--- Start ---

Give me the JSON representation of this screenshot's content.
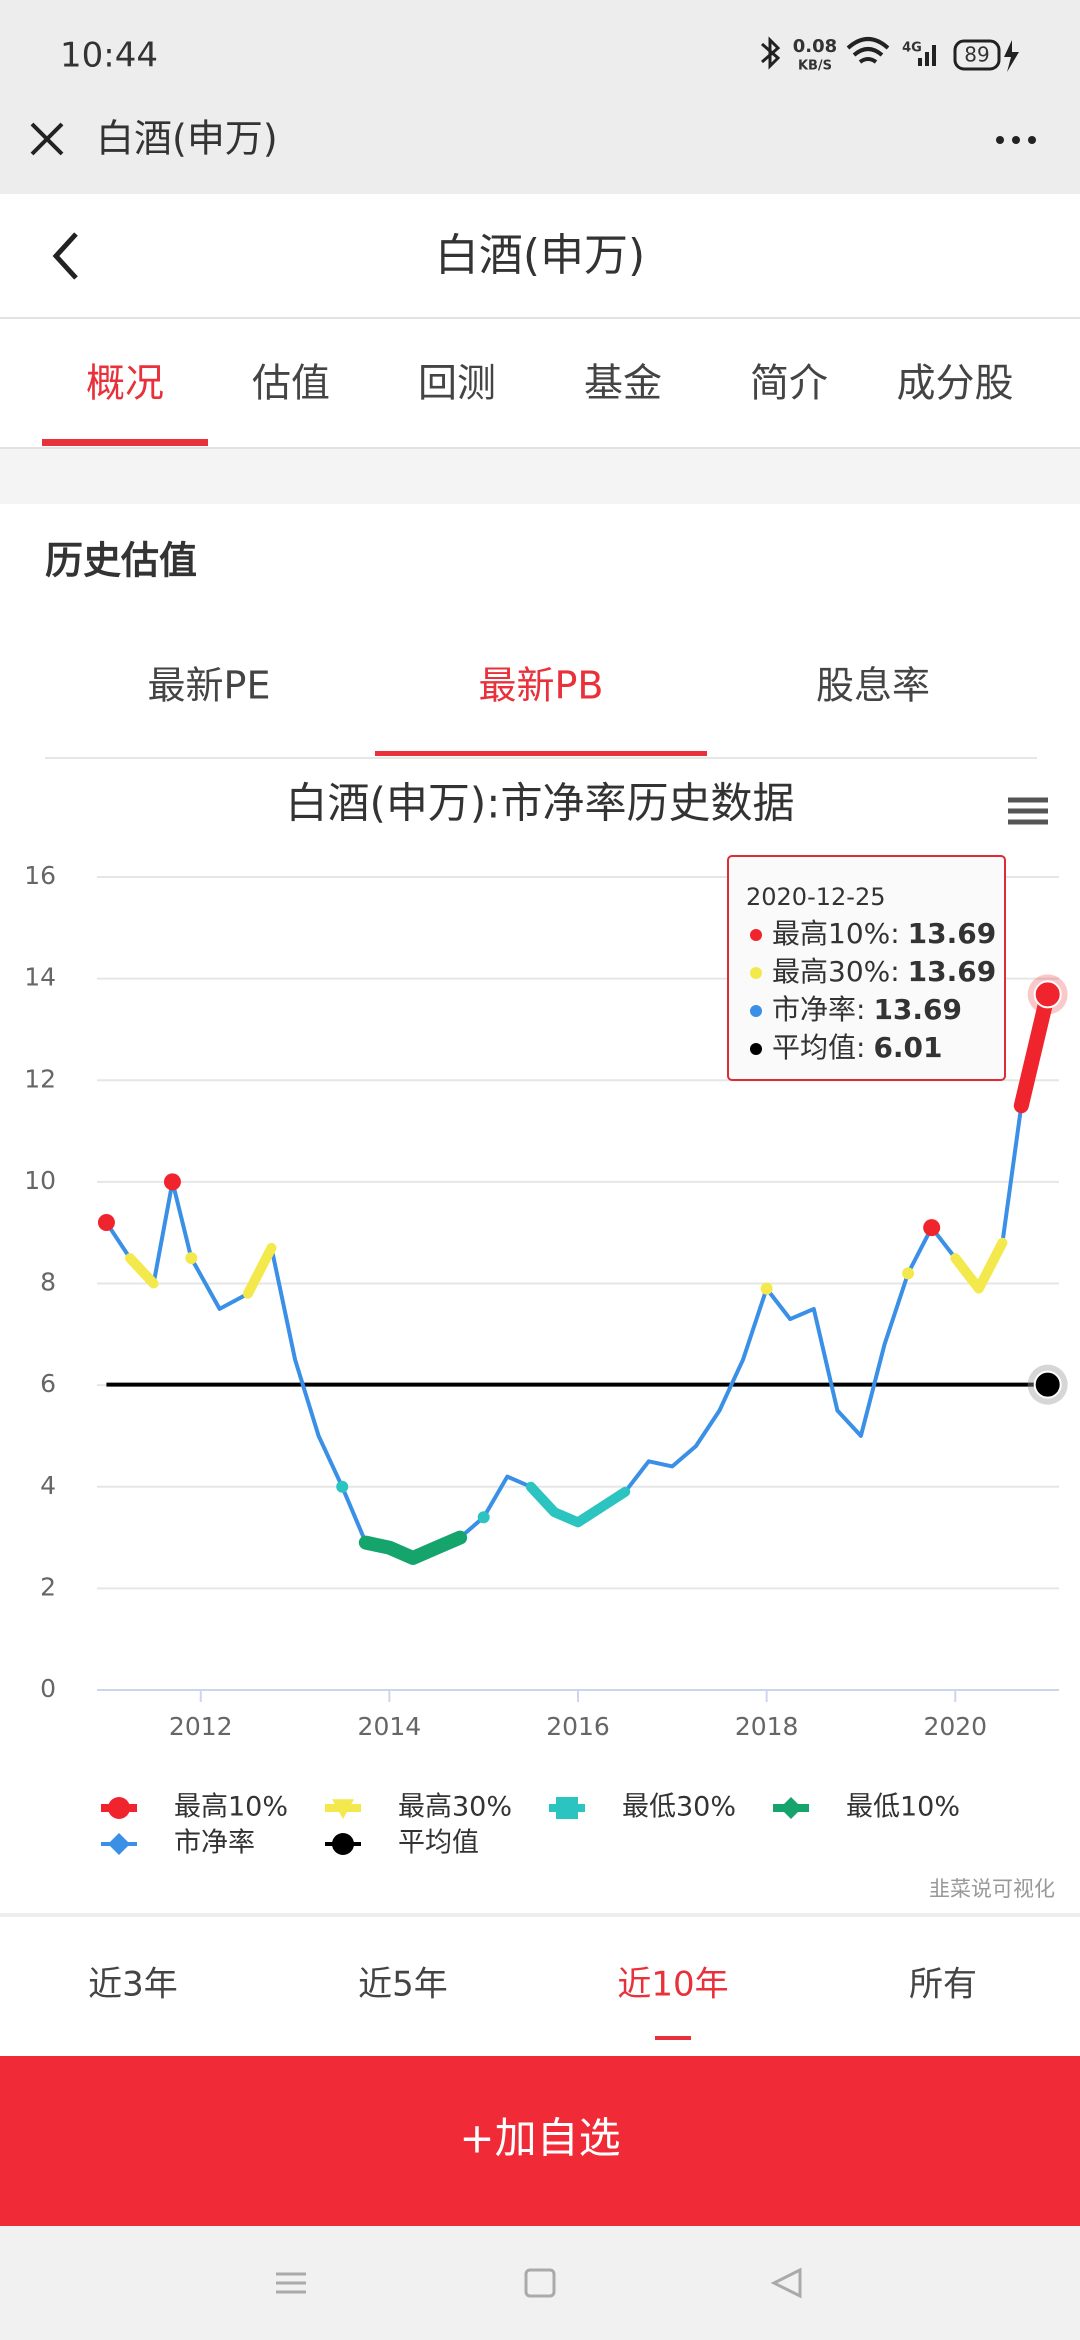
{
  "status_bar": {
    "time": "10:44",
    "net_speed": "0.08",
    "net_unit": "KB/S",
    "network": "4G",
    "battery": "89"
  },
  "wechat_bar": {
    "title": "白酒(申万)"
  },
  "header": {
    "title": "白酒(申万)"
  },
  "tabs": {
    "items": [
      "概况",
      "估值",
      "回测",
      "基金",
      "简介",
      "成分股"
    ],
    "active": 0
  },
  "section": {
    "title": "历史估值"
  },
  "subtabs": {
    "items": [
      "最新PE",
      "最新PB",
      "股息率"
    ],
    "active": 1
  },
  "chart_data": {
    "type": "line",
    "title": "白酒(申万):市净率历史数据",
    "x": [
      2011.0,
      2011.25,
      2011.5,
      2011.7,
      2011.9,
      2012.2,
      2012.5,
      2012.75,
      2013.0,
      2013.25,
      2013.5,
      2013.75,
      2014.0,
      2014.25,
      2014.5,
      2014.75,
      2015.0,
      2015.25,
      2015.5,
      2015.75,
      2016.0,
      2016.25,
      2016.5,
      2016.75,
      2017.0,
      2017.25,
      2017.5,
      2017.75,
      2018.0,
      2018.25,
      2018.5,
      2018.75,
      2019.0,
      2019.25,
      2019.5,
      2019.75,
      2020.0,
      2020.25,
      2020.5,
      2020.7,
      2020.98
    ],
    "series": [
      {
        "name": "最高10%",
        "color": "#f0242c",
        "marker": "circle",
        "width": 15,
        "values": [
          9.2,
          null,
          null,
          10.0,
          null,
          null,
          null,
          null,
          null,
          null,
          null,
          null,
          null,
          null,
          null,
          null,
          null,
          null,
          null,
          null,
          null,
          null,
          null,
          null,
          null,
          null,
          null,
          null,
          null,
          null,
          null,
          null,
          null,
          null,
          null,
          9.1,
          null,
          null,
          null,
          11.5,
          13.69
        ]
      },
      {
        "name": "最高30%",
        "color": "#f3e94c",
        "marker": "triangle",
        "width": 10,
        "values": [
          null,
          8.5,
          8.0,
          null,
          8.5,
          null,
          7.8,
          8.7,
          null,
          null,
          null,
          null,
          null,
          null,
          null,
          null,
          null,
          null,
          null,
          null,
          null,
          null,
          null,
          null,
          null,
          null,
          null,
          null,
          7.9,
          null,
          null,
          null,
          null,
          null,
          8.2,
          null,
          8.5,
          7.9,
          8.8,
          null,
          null
        ]
      },
      {
        "name": "最低30%",
        "color": "#2cc4c0",
        "marker": "square",
        "width": 10,
        "values": [
          null,
          null,
          null,
          null,
          null,
          null,
          null,
          null,
          null,
          null,
          4.0,
          null,
          null,
          null,
          null,
          null,
          3.4,
          null,
          4.0,
          3.5,
          3.3,
          3.6,
          3.9,
          null,
          null,
          null,
          null,
          null,
          null,
          null,
          null,
          null,
          null,
          null,
          null,
          null,
          null,
          null,
          null,
          null,
          null
        ]
      },
      {
        "name": "最低10%",
        "color": "#15a46c",
        "marker": "diamond",
        "width": 14,
        "values": [
          null,
          null,
          null,
          null,
          null,
          null,
          null,
          null,
          null,
          null,
          null,
          2.9,
          2.8,
          2.6,
          2.8,
          3.0,
          null,
          null,
          null,
          null,
          null,
          null,
          null,
          null,
          null,
          null,
          null,
          null,
          null,
          null,
          null,
          null,
          null,
          null,
          null,
          null,
          null,
          null,
          null,
          null,
          null
        ]
      },
      {
        "name": "市净率",
        "color": "#3a8fe6",
        "marker": "diamond",
        "width": 4,
        "values": [
          9.2,
          8.5,
          8.0,
          10.0,
          8.5,
          7.5,
          7.8,
          8.7,
          6.5,
          5.0,
          4.0,
          2.9,
          2.8,
          2.6,
          2.8,
          3.0,
          3.4,
          4.2,
          4.0,
          3.5,
          3.3,
          3.6,
          3.9,
          4.5,
          4.4,
          4.8,
          5.5,
          6.5,
          7.9,
          7.3,
          7.5,
          5.5,
          5.0,
          6.8,
          8.2,
          9.1,
          8.5,
          7.9,
          8.8,
          11.5,
          13.69
        ]
      },
      {
        "name": "平均值",
        "color": "#000000",
        "marker": "circle",
        "width": 4,
        "value": 6.01
      }
    ],
    "xlim": [
      2010.9,
      2021.1
    ],
    "ylim": [
      0,
      16
    ],
    "xticks": [
      2012,
      2014,
      2016,
      2018,
      2020
    ],
    "yticks": [
      0,
      2,
      4,
      6,
      8,
      10,
      12,
      14,
      16
    ],
    "grid": true,
    "tooltip": {
      "date": "2020-12-25",
      "rows": [
        {
          "label": "最高10%:",
          "value": 13.69,
          "color": "#f0242c"
        },
        {
          "label": "最高30%:",
          "value": 13.69,
          "color": "#f3e94c"
        },
        {
          "label": "市净率:",
          "value": 13.69,
          "color": "#3a8fe6"
        },
        {
          "label": "平均值:",
          "value": 6.01,
          "color": "#000000"
        }
      ]
    }
  },
  "watermark": "韭菜说可视化",
  "ranges": {
    "items": [
      "近3年",
      "近5年",
      "近10年",
      "所有"
    ],
    "active": 2
  },
  "button": "+加自选"
}
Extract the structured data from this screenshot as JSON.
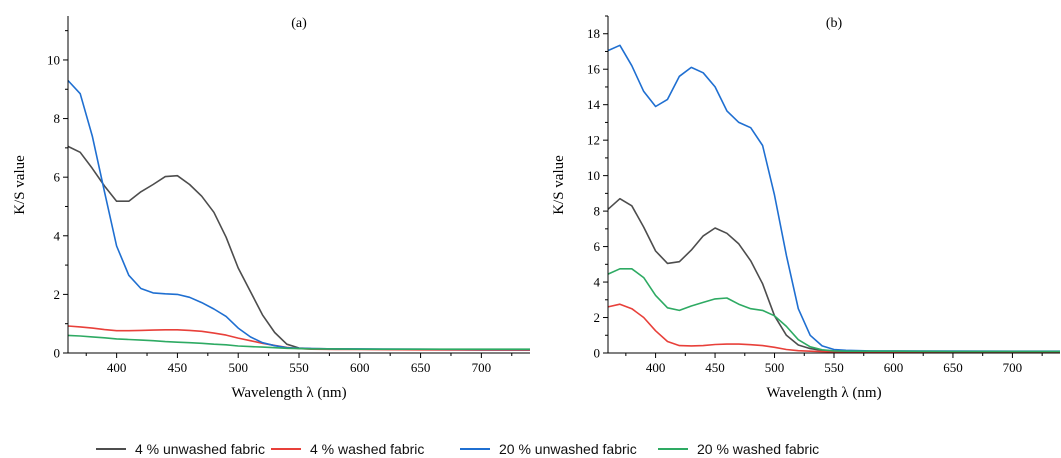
{
  "legend_items": [
    {
      "label": "4 % unwashed fabric",
      "color": "#4d4d4d"
    },
    {
      "label": "4 % washed fabric",
      "color": "#e8403a"
    },
    {
      "label": "20 % unwashed fabric",
      "color": "#1f6fd1"
    },
    {
      "label": "20 % washed fabric",
      "color": "#2eaa63"
    }
  ],
  "chart_data": [
    {
      "type": "line",
      "panel_label": "(a)",
      "xlabel": "Wavelength λ (nm)",
      "ylabel": "K/S value",
      "xlim": [
        360,
        740
      ],
      "ylim": [
        0,
        11.5
      ],
      "xticks": [
        400,
        450,
        500,
        550,
        600,
        650,
        700
      ],
      "yticks": [
        0,
        2,
        4,
        6,
        8,
        10
      ],
      "series": [
        {
          "name": "4 % unwashed fabric",
          "color": "#4d4d4d",
          "x": [
            360,
            370,
            380,
            390,
            400,
            410,
            420,
            430,
            440,
            450,
            460,
            470,
            480,
            490,
            500,
            510,
            520,
            530,
            540,
            550,
            560,
            580,
            600,
            650,
            700,
            740
          ],
          "y": [
            7.05,
            6.85,
            6.3,
            5.7,
            5.18,
            5.18,
            5.5,
            5.75,
            6.02,
            6.05,
            5.75,
            5.35,
            4.8,
            3.95,
            2.9,
            2.1,
            1.3,
            0.7,
            0.3,
            0.17,
            0.15,
            0.14,
            0.13,
            0.12,
            0.11,
            0.1
          ]
        },
        {
          "name": "4 % washed fabric",
          "color": "#e8403a",
          "x": [
            360,
            370,
            380,
            390,
            400,
            410,
            420,
            430,
            440,
            450,
            460,
            470,
            480,
            490,
            500,
            510,
            520,
            530,
            540,
            550,
            560,
            580,
            600,
            650,
            700,
            740
          ],
          "y": [
            0.92,
            0.89,
            0.85,
            0.8,
            0.76,
            0.76,
            0.77,
            0.78,
            0.79,
            0.79,
            0.77,
            0.74,
            0.68,
            0.61,
            0.51,
            0.42,
            0.33,
            0.26,
            0.19,
            0.15,
            0.13,
            0.12,
            0.12,
            0.11,
            0.1,
            0.1
          ]
        },
        {
          "name": "20 % unwashed fabric",
          "color": "#1f6fd1",
          "x": [
            360,
            370,
            380,
            390,
            400,
            410,
            420,
            430,
            440,
            450,
            460,
            470,
            480,
            490,
            500,
            510,
            520,
            530,
            540,
            550,
            560,
            580,
            600,
            650,
            700,
            740
          ],
          "y": [
            9.3,
            8.85,
            7.4,
            5.5,
            3.65,
            2.65,
            2.2,
            2.05,
            2.02,
            2.0,
            1.9,
            1.72,
            1.5,
            1.25,
            0.85,
            0.55,
            0.35,
            0.25,
            0.18,
            0.16,
            0.15,
            0.14,
            0.14,
            0.13,
            0.12,
            0.12
          ]
        },
        {
          "name": "20 % washed fabric",
          "color": "#2eaa63",
          "x": [
            360,
            370,
            380,
            390,
            400,
            410,
            420,
            430,
            440,
            450,
            460,
            470,
            480,
            490,
            500,
            510,
            520,
            530,
            540,
            550,
            560,
            580,
            600,
            650,
            700,
            740
          ],
          "y": [
            0.6,
            0.58,
            0.55,
            0.52,
            0.48,
            0.46,
            0.44,
            0.42,
            0.39,
            0.37,
            0.35,
            0.33,
            0.3,
            0.28,
            0.24,
            0.22,
            0.2,
            0.18,
            0.16,
            0.15,
            0.14,
            0.14,
            0.13,
            0.13,
            0.13,
            0.13
          ]
        }
      ]
    },
    {
      "type": "line",
      "panel_label": "(b)",
      "xlabel": "Wavelength λ (nm)",
      "ylabel": "K/S value",
      "xlim": [
        360,
        740
      ],
      "ylim": [
        0,
        19
      ],
      "xticks": [
        400,
        450,
        500,
        550,
        600,
        650,
        700
      ],
      "yticks": [
        0,
        2,
        4,
        6,
        8,
        10,
        12,
        14,
        16,
        18
      ],
      "series": [
        {
          "name": "4 % unwashed fabric",
          "color": "#4d4d4d",
          "x": [
            360,
            370,
            380,
            390,
            400,
            410,
            420,
            430,
            440,
            450,
            460,
            470,
            480,
            490,
            500,
            510,
            520,
            530,
            540,
            550,
            560,
            580,
            600,
            650,
            700,
            740
          ],
          "y": [
            8.1,
            8.7,
            8.3,
            7.1,
            5.75,
            5.05,
            5.15,
            5.8,
            6.6,
            7.05,
            6.75,
            6.15,
            5.2,
            3.9,
            2.1,
            1.0,
            0.45,
            0.25,
            0.15,
            0.12,
            0.1,
            0.1,
            0.09,
            0.09,
            0.08,
            0.08
          ]
        },
        {
          "name": "4 % washed fabric",
          "color": "#e8403a",
          "x": [
            360,
            370,
            380,
            390,
            400,
            410,
            420,
            430,
            440,
            450,
            460,
            470,
            480,
            490,
            500,
            510,
            520,
            530,
            540,
            550,
            560,
            580,
            600,
            650,
            700,
            740
          ],
          "y": [
            2.6,
            2.75,
            2.5,
            2.0,
            1.25,
            0.65,
            0.42,
            0.4,
            0.42,
            0.48,
            0.5,
            0.5,
            0.47,
            0.42,
            0.32,
            0.2,
            0.13,
            0.1,
            0.08,
            0.07,
            0.07,
            0.07,
            0.06,
            0.06,
            0.06,
            0.06
          ]
        },
        {
          "name": "20 % unwashed fabric",
          "color": "#1f6fd1",
          "x": [
            360,
            370,
            380,
            390,
            400,
            410,
            420,
            430,
            440,
            450,
            460,
            470,
            480,
            490,
            500,
            510,
            520,
            530,
            540,
            550,
            560,
            580,
            600,
            650,
            700,
            740
          ],
          "y": [
            17.05,
            17.35,
            16.2,
            14.75,
            13.9,
            14.3,
            15.6,
            16.1,
            15.8,
            15.0,
            13.65,
            13.0,
            12.7,
            11.7,
            8.9,
            5.5,
            2.5,
            1.0,
            0.4,
            0.2,
            0.15,
            0.12,
            0.12,
            0.11,
            0.1,
            0.1
          ]
        },
        {
          "name": "20 % washed fabric",
          "color": "#2eaa63",
          "x": [
            360,
            370,
            380,
            390,
            400,
            410,
            420,
            430,
            440,
            450,
            460,
            470,
            480,
            490,
            500,
            510,
            520,
            530,
            540,
            550,
            560,
            580,
            600,
            650,
            700,
            740
          ],
          "y": [
            4.45,
            4.75,
            4.75,
            4.25,
            3.25,
            2.55,
            2.4,
            2.65,
            2.85,
            3.05,
            3.1,
            2.75,
            2.5,
            2.4,
            2.1,
            1.5,
            0.75,
            0.35,
            0.18,
            0.12,
            0.1,
            0.1,
            0.1,
            0.09,
            0.09,
            0.09
          ]
        }
      ]
    }
  ]
}
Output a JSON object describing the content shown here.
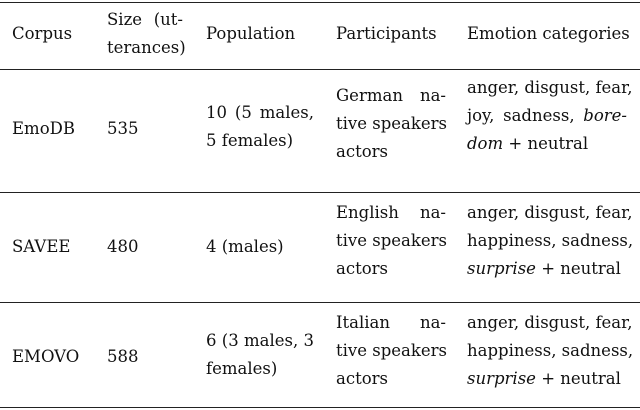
{
  "table": {
    "headers": {
      "corpus": "Corpus",
      "size_line1": "Size (ut-",
      "size_line2": "terances)",
      "population": "Population",
      "participants": "Participants",
      "emotions": "Emotion categories"
    },
    "rows": [
      {
        "corpus": "EmoDB",
        "size": "535",
        "population": [
          "10 (5 males,",
          "5 females)"
        ],
        "participants": [
          "German na-",
          "tive speakers",
          "actors"
        ],
        "emotions": {
          "line1": "anger, disgust, fear,",
          "line2_pre": "joy, sadness,",
          "line2_em": "bore-",
          "line3_em": "dom",
          "line3_post": " + neutral"
        }
      },
      {
        "corpus": "SAVEE",
        "size": "480",
        "population": [
          "4 (males)"
        ],
        "participants": [
          "English na-",
          "tive speakers",
          "actors"
        ],
        "emotions": {
          "line1": "anger, disgust, fear,",
          "line2": "happiness, sadness,",
          "line3_em": "surprise",
          "line3_post": " + neutral"
        }
      },
      {
        "corpus": "EMOVO",
        "size": "588",
        "population": [
          "6 (3 males, 3",
          "females)"
        ],
        "participants": [
          "Italian na-",
          "tive speakers",
          "actors"
        ],
        "emotions": {
          "line1": "anger, disgust, fear,",
          "line2": "happiness, sadness,",
          "line3_em": "surprise",
          "line3_post": " + neutral"
        }
      }
    ]
  }
}
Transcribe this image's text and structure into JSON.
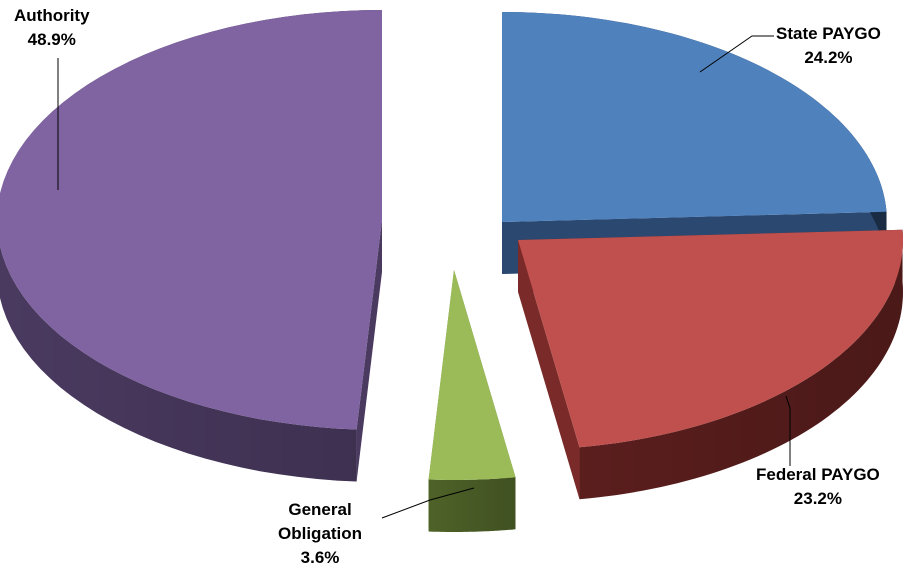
{
  "chart_data": {
    "type": "pie",
    "title": "",
    "slices": [
      {
        "name": "State PAYGO",
        "value": 24.2,
        "label": "24.2%",
        "color": "#4F81BD",
        "side": "#1F3552",
        "side_light": "#2B4870"
      },
      {
        "name": "Federal PAYGO",
        "value": 23.2,
        "label": "23.2%",
        "color": "#C0504D",
        "side": "#5A1E1D",
        "side_light": "#7A2A28"
      },
      {
        "name": "General Obligation",
        "value": 3.6,
        "label": "3.6%",
        "color": "#9BBB59",
        "side": "#4E6228",
        "side_light": "#6A8436"
      },
      {
        "name": "Authority",
        "value": 48.9,
        "label": "48.9%",
        "color": "#8064A2",
        "side": "#4A3A60",
        "side_light": "#6B5590"
      }
    ]
  },
  "labels": {
    "state_name": "State PAYGO",
    "state_pct": "24.2%",
    "federal_name": "Federal PAYGO",
    "federal_pct": "23.2%",
    "general_name_line1": "General",
    "general_name_line2": "Obligation",
    "general_pct": "3.6%",
    "authority_name": "Authority",
    "authority_pct": "48.9%"
  }
}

--- End ---

Exercise: Lines from the records above that hold "JSON" are the ones to list.

Solution for this task:
Give me the JSON representation of this screenshot's content.
Extract the structured data from this screenshot as JSON.
Output a JSON object describing the content shown here.
Transcribe this image's text and structure into JSON.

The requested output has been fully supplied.